- _DIRECTIONS FOR THIS TASK_: Can you reproduce the data beneath, keeping every line exact?

══════

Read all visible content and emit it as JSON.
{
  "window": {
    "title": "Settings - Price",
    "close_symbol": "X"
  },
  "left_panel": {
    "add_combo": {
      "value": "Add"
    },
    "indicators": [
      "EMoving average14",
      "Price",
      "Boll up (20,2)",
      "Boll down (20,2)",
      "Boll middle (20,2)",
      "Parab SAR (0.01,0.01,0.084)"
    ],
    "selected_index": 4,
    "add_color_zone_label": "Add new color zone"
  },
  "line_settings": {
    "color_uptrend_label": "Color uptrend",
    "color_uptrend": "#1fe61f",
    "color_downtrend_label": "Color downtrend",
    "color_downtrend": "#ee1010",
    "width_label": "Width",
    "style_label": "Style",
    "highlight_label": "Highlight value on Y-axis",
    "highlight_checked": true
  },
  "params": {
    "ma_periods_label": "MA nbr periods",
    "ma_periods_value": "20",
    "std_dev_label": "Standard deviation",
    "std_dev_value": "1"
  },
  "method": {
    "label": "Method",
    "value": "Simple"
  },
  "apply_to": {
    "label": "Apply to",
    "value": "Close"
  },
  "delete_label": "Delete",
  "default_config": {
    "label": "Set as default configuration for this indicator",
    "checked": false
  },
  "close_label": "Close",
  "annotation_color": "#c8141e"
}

══════

- _FULL ANSWER_:
Read all visible content and emit it as JSON.
{
  "window": {
    "title": "Settings - Price",
    "close_symbol": "X"
  },
  "left_panel": {
    "add_combo": {
      "value": "Add"
    },
    "indicators": [
      "EMoving average14",
      "Price",
      "Boll up (20,2)",
      "Boll down (20,2)",
      "Boll middle (20,2)",
      "Parab SAR (0.01,0.01,0.084)"
    ],
    "selected_index": 4,
    "add_color_zone_label": "Add new color zone"
  },
  "line_settings": {
    "color_uptrend_label": "Color uptrend",
    "color_uptrend": "#1fe61f",
    "color_downtrend_label": "Color downtrend",
    "color_downtrend": "#ee1010",
    "width_label": "Width",
    "style_label": "Style",
    "highlight_label": "Highlight value on Y-axis",
    "highlight_checked": true
  },
  "params": {
    "ma_periods_label": "MA nbr periods",
    "ma_periods_value": "20",
    "std_dev_label": "Standard deviation",
    "std_dev_value": "1"
  },
  "method": {
    "label": "Method",
    "value": "Simple"
  },
  "apply_to": {
    "label": "Apply to",
    "value": "Close"
  },
  "delete_label": "Delete",
  "default_config": {
    "label": "Set as default configuration for this indicator",
    "checked": false
  },
  "close_label": "Close",
  "annotation_color": "#c8141e"
}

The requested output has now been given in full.